* **Aim of the exercise**
Recast the stretch of entries from the line containing "x-tick-label: 1000 [348, 398, 378, 413]" through the line containing "y-tick-label: 10 [45, 158, 60, 173]" as a Markdown table with the columns Row and Entry line, numbering each row and leaving out blank lines.

Bounding box annotations:

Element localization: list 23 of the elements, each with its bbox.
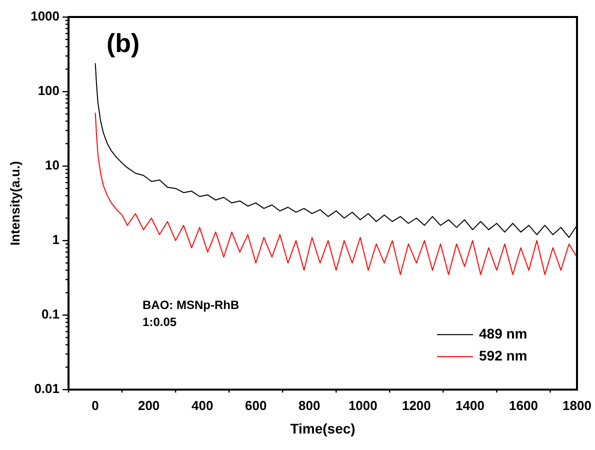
x-tick-label: 1000 [348, 398, 378, 413]
annotation: BAO: MSNp-RhB [142, 298, 240, 312]
y-tick-label: 0.01 [34, 381, 60, 396]
x-tick-label: 1800 [562, 398, 592, 413]
legend-label: 592 nm [479, 347, 528, 364]
y-tick-label: 10 [45, 158, 60, 173]
legend-label: 489 nm [479, 325, 528, 342]
x-tick-label: 1600 [509, 398, 538, 413]
y-axis-title: Intensity(a.u.) [7, 161, 22, 246]
x-tick-label: 200 [138, 398, 160, 413]
x-tick-label: 0 [92, 398, 99, 413]
y-tick-label: 1000 [30, 8, 60, 24]
y-tick-label: 1 [52, 232, 60, 248]
annotation: 1:0.05 [142, 315, 177, 329]
x-tick-label: 600 [245, 398, 267, 413]
y-tick-label: 100 [38, 83, 60, 98]
x-axis-title: Time(sec) [290, 420, 356, 436]
x-tick-label: 1400 [455, 398, 484, 413]
annotation: (b) [106, 28, 140, 58]
y-tick-label: 0.1 [41, 306, 60, 322]
x-tick-label: 1200 [402, 398, 431, 413]
x-tick-label: 400 [191, 398, 214, 413]
x-tick-label: 800 [298, 398, 320, 413]
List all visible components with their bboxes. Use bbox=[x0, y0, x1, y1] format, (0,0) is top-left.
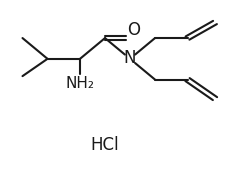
Text: N: N bbox=[124, 49, 136, 67]
Text: HCl: HCl bbox=[91, 136, 119, 154]
Text: NH₂: NH₂ bbox=[66, 76, 94, 90]
Text: O: O bbox=[127, 21, 140, 39]
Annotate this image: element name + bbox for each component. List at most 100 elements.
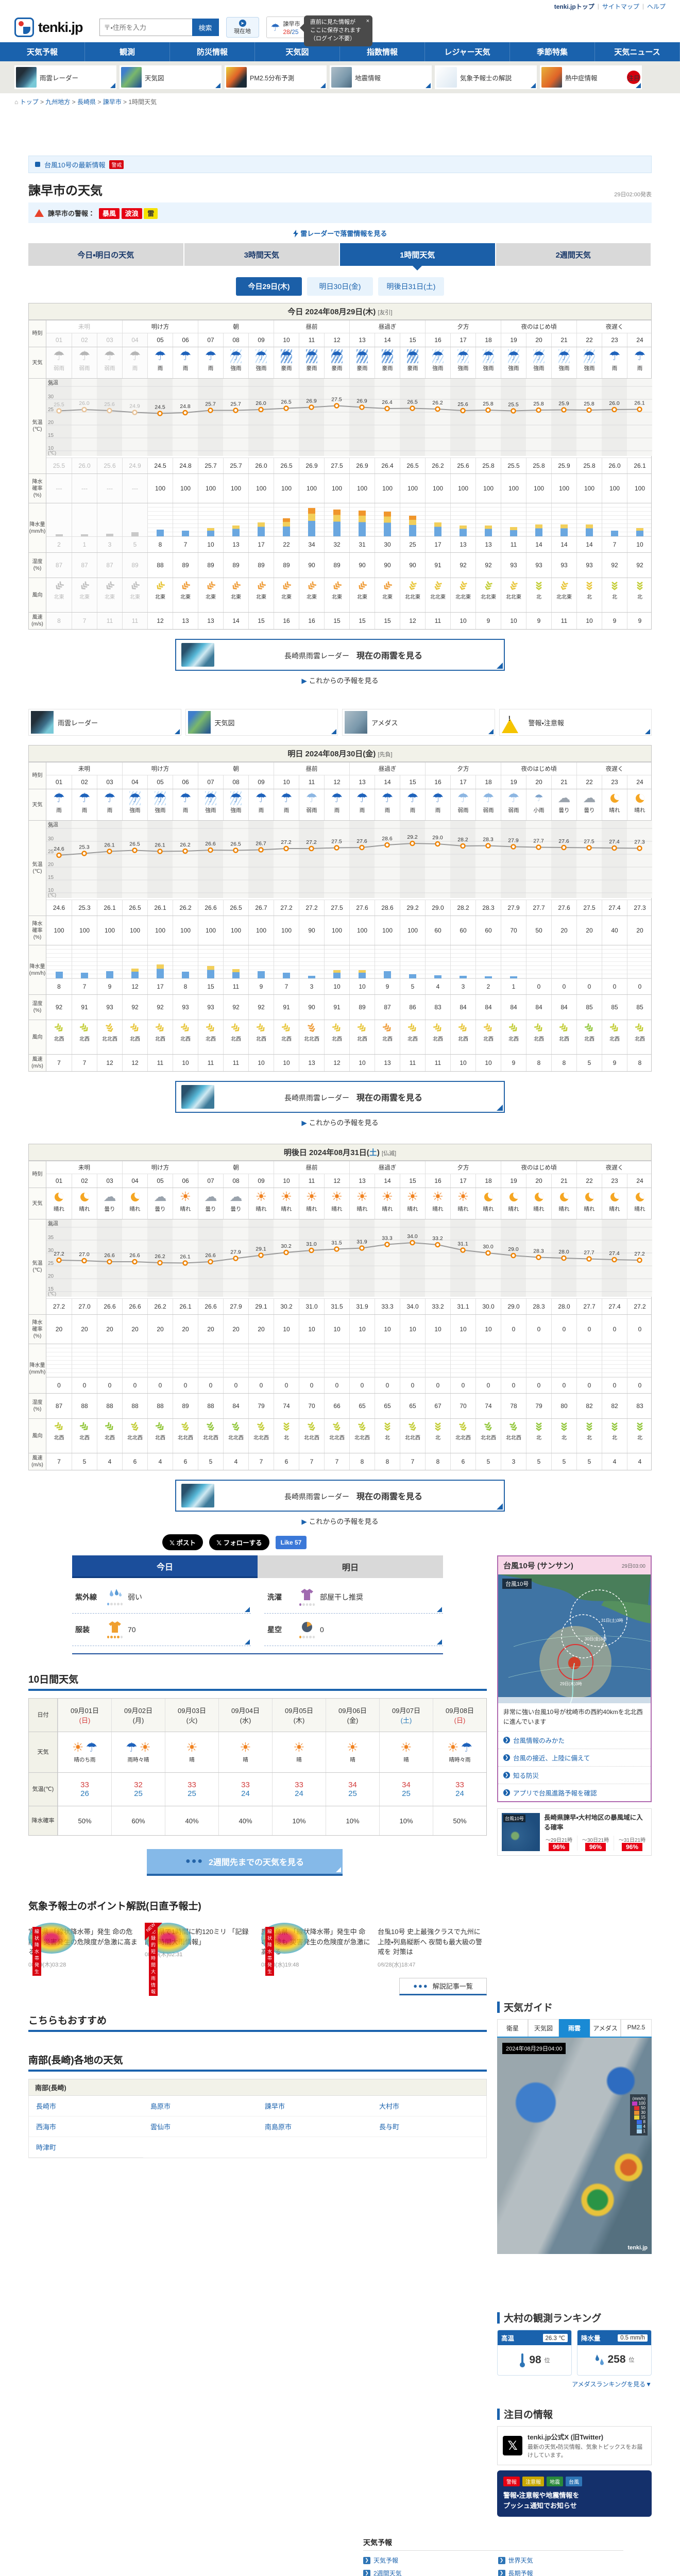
x-follow-button[interactable]: 𝕏 フォローする (209, 1534, 269, 1550)
quicklink-天気図[interactable]: 天気図 (185, 709, 338, 736)
guide-tab-アメダス[interactable]: アメダス (590, 2019, 621, 2037)
city-link-雲仙市[interactable]: 雲仙市 (143, 2116, 258, 2137)
shortcut-card[interactable]: 気象予報士の解説 (435, 65, 537, 89)
ranking-card-降水量[interactable]: 降水量 0.5 mm/h 258 位 (577, 2330, 652, 2376)
shortcut-card[interactable]: 雨雲レーダー (14, 65, 116, 89)
breadcrumb-link[interactable]: トップ (20, 98, 39, 106)
footer-link[interactable]: ❯ 長期予報 (498, 2567, 624, 2576)
tenday-date-cell[interactable]: 09月02日 (月) (111, 1699, 165, 1732)
day-tab[interactable]: 明後日31日(土) (378, 277, 444, 296)
top-link-sitemap[interactable]: サイトマップ (602, 3, 639, 10)
city-link-時津町[interactable]: 時津町 (29, 2137, 143, 2158)
guide-tab-天気図[interactable]: 天気図 (528, 2019, 559, 2037)
lightning-radar-link[interactable]: 雷レーダーで落雷情報を見る (300, 230, 387, 238)
tenday-date-cell[interactable]: 09月01日 (日) (58, 1699, 111, 1732)
forecast-more-link[interactable]: ▶ これからの予報を見る (301, 677, 379, 685)
tab-今日・明日の天気[interactable]: 今日・明日の天気 (28, 243, 183, 266)
tenday-date-cell[interactable]: 09月08日 (日) (433, 1699, 486, 1732)
index-tab-今日[interactable]: 今日 (72, 1555, 258, 1578)
warning-badge[interactable]: 暴風 (99, 208, 120, 219)
search-input[interactable] (99, 19, 192, 36)
city-link-島原市[interactable]: 島原市 (143, 2096, 258, 2116)
advisory-badge[interactable]: 雷 (144, 208, 158, 219)
day-tab[interactable]: 今日29日(木) (236, 277, 302, 296)
shortcut-card[interactable]: 熱中症情報 注目 (540, 65, 642, 89)
forecast-more-link[interactable]: ▶ これからの予報を見る (301, 1518, 379, 1526)
index-row-紫外線[interactable]: 紫外線 弱い (72, 1581, 251, 1614)
breadcrumb-link[interactable]: 九州地方 (45, 98, 71, 106)
tenday-date-cell[interactable]: 09月06日 (金) (326, 1699, 379, 1732)
commentary-article[interactable]: 記録的短時間大雨情報NEW宮崎県で1時間に約120ミリ 「記録的短時間大雨情報」… (145, 1922, 254, 1996)
nav-item[interactable]: 防災情報 (170, 42, 255, 61)
shortcut-card[interactable]: 天気図 (120, 65, 222, 89)
typhoon-link[interactable]: ❯ アプリで台風進路予報を確認 (498, 1784, 651, 1801)
typhoon-link[interactable]: ❯ 台風の接近、上陸に備えて (498, 1749, 651, 1767)
typhoon-track-map[interactable]: 30日(金)3時 31日(土)3時 29日(木)3時 台風10号 (498, 1574, 651, 1703)
commentary-article[interactable]: 線状降水帯発生鹿児島県 「線状降水帯」発生中 命の危険も 災害発生の危険度が急激… (261, 1923, 370, 1976)
commentary-list-button[interactable]: ●●● 解説記事一覧 (399, 1977, 487, 1995)
typhoon-link[interactable]: ❯ 台風情報のみかた (498, 1732, 651, 1750)
nav-item[interactable]: 季節特集 (510, 42, 595, 61)
ranking-card-高温[interactable]: 高温 26.3 ℃ 98 位 (497, 2330, 572, 2376)
top-link-help[interactable]: ヘルプ (647, 3, 666, 10)
tooltip-close-icon[interactable]: × (366, 18, 369, 24)
commentary-article[interactable]: 台風10号 史上最強クラスで九州に上陸・列島縦断へ 夜間も最大級の警戒を 対策は… (378, 1928, 483, 1968)
breadcrumb-link[interactable]: 長崎県 (77, 98, 96, 106)
rain-radar-banner[interactable]: 長崎県雨雲レーダー 現在の雨雲を見る (175, 1081, 505, 1113)
facebook-like-button[interactable]: Like 57 (275, 1535, 307, 1549)
nav-item[interactable]: 指数情報 (340, 42, 425, 61)
rain-radar-banner[interactable]: 長崎県雨雲レーダー 現在の雨雲を見る (175, 1480, 505, 1512)
x-post-button[interactable]: 𝕏 ポスト (162, 1534, 203, 1550)
guide-tab-雨雲[interactable]: 雨雲 (559, 2019, 590, 2037)
tab-3時間天気[interactable]: 3時間天気 (184, 243, 339, 266)
tenday-date-cell[interactable]: 09月07日 (土) (379, 1699, 433, 1732)
nav-item[interactable]: 観測 (85, 42, 170, 61)
radar-map[interactable]: 2024年08月29日04:00 (mm/h) 100 50 30 15 8 4 1 tenk… (497, 2038, 652, 2255)
typhoon-link[interactable]: ❯ 知る防災 (498, 1767, 651, 1785)
footer-link[interactable]: ❯ 天気予報 (363, 2554, 489, 2567)
footer-link[interactable]: ❯ 2週間天気 (363, 2567, 489, 2576)
typhoon-latest-link[interactable]: 台風10号の最新情報 (44, 161, 106, 169)
tab-1時間天気[interactable]: 1時間天気 (340, 243, 495, 270)
tenday-date-cell[interactable]: 09月05日 (木) (272, 1699, 326, 1732)
shortcut-card[interactable]: PM2.5分布予測 (225, 65, 327, 89)
warning-badge[interactable]: 波浪 (121, 208, 142, 219)
site-logo[interactable]: tenki.jp (14, 18, 83, 37)
app-banner[interactable]: 警報 注意報 地震 台風 警報・注意報や地震情報を プッシュ通知でお知らせ (497, 2470, 652, 2517)
shortcut-card[interactable]: 地震情報 (330, 65, 432, 89)
two-week-forecast-button[interactable]: ●●● 2週間先までの天気を見る (147, 1849, 343, 1876)
rain-radar-banner[interactable]: 長崎県雨雲レーダー 現在の雨雲を見る (175, 639, 505, 671)
index-row-星空[interactable]: 星空 0 (264, 1614, 443, 1646)
city-link-長崎市[interactable]: 長崎市 (29, 2096, 143, 2116)
storm-probability-card[interactable]: 台風10号 長崎県諫早・大村地区の暴風域に入る確率 ～29日21時96% ～30日… (497, 1808, 652, 1856)
guide-tab-PM2.5[interactable]: PM2.5 (621, 2019, 652, 2037)
search-button[interactable]: 検索 (192, 19, 219, 36)
quicklink-警報・注意報[interactable]: 警報・注意報 (499, 709, 652, 736)
index-row-洗濯[interactable]: 洗濯 部屋干し推奨 (264, 1581, 443, 1614)
nav-item[interactable]: 天気ニュース (595, 42, 680, 61)
city-link-西海市[interactable]: 西海市 (29, 2116, 143, 2137)
quicklink-雨雲レーダー[interactable]: 雨雲レーダー (28, 709, 181, 736)
city-link-諫早市[interactable]: 諫早市 (258, 2096, 372, 2116)
nav-item[interactable]: レジャー天気 (425, 42, 510, 61)
forecast-more-link[interactable]: ▶ これからの予報を見る (301, 1119, 379, 1127)
guide-tab-衛星[interactable]: 衛星 (497, 2019, 528, 2037)
day-tab[interactable]: 明日30日(金) (307, 277, 373, 296)
breadcrumb-link[interactable]: 諫早市 (103, 98, 122, 106)
footer-link[interactable]: ❯ 世界天気 (498, 2554, 624, 2567)
nav-item[interactable]: 天気図 (255, 42, 340, 61)
index-tab-明日[interactable]: 明日 (258, 1555, 443, 1578)
tenday-date-cell[interactable]: 09月03日 (火) (165, 1699, 218, 1732)
amedas-ranking-link[interactable]: アメダスランキングを見る▼ (572, 2381, 652, 2388)
quicklink-アメダス[interactable]: アメダス (342, 709, 495, 736)
tab-2週間天気[interactable]: 2週間天気 (496, 243, 651, 266)
top-link-home[interactable]: tenki.jpトップ (554, 3, 594, 10)
city-link-大村市[interactable]: 大村市 (372, 2096, 486, 2116)
commentary-article[interactable]: 線状降水帯発生宮崎県 「線状降水帯」発生 命の危険も 災害発生の危険度が急激に高… (28, 1923, 138, 1976)
official-x-card[interactable]: 𝕏 tenki.jp公式X (旧Twitter) 最新の天気・防災情報、気象トピ… (497, 2426, 652, 2466)
tenday-date-cell[interactable]: 09月04日 (水) (218, 1699, 272, 1732)
city-link-長与町[interactable]: 長与町 (372, 2116, 486, 2137)
nav-item[interactable]: 天気予報 (0, 42, 85, 61)
current-location-button[interactable]: ➤ 現在地 (226, 17, 259, 38)
index-row-服装[interactable]: 服装 70 (72, 1614, 251, 1646)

* **Solved problem**
| Row | Entry line |
|---|---|
| 1 | x-tick-label: 1000 [348, 398, 378, 413] |
| 2 | annotation: BAO: MSNp-RhB [142, 298, 240, 312] |
| 3 | y-tick-label: 0.01 [34, 381, 60, 396] |
| 4 | x-tick-label: 1800 [562, 398, 592, 413] |
| 5 | legend-label: 592 nm [479, 347, 528, 364] |
| 6 | y-tick-label: 10 [45, 158, 60, 173] |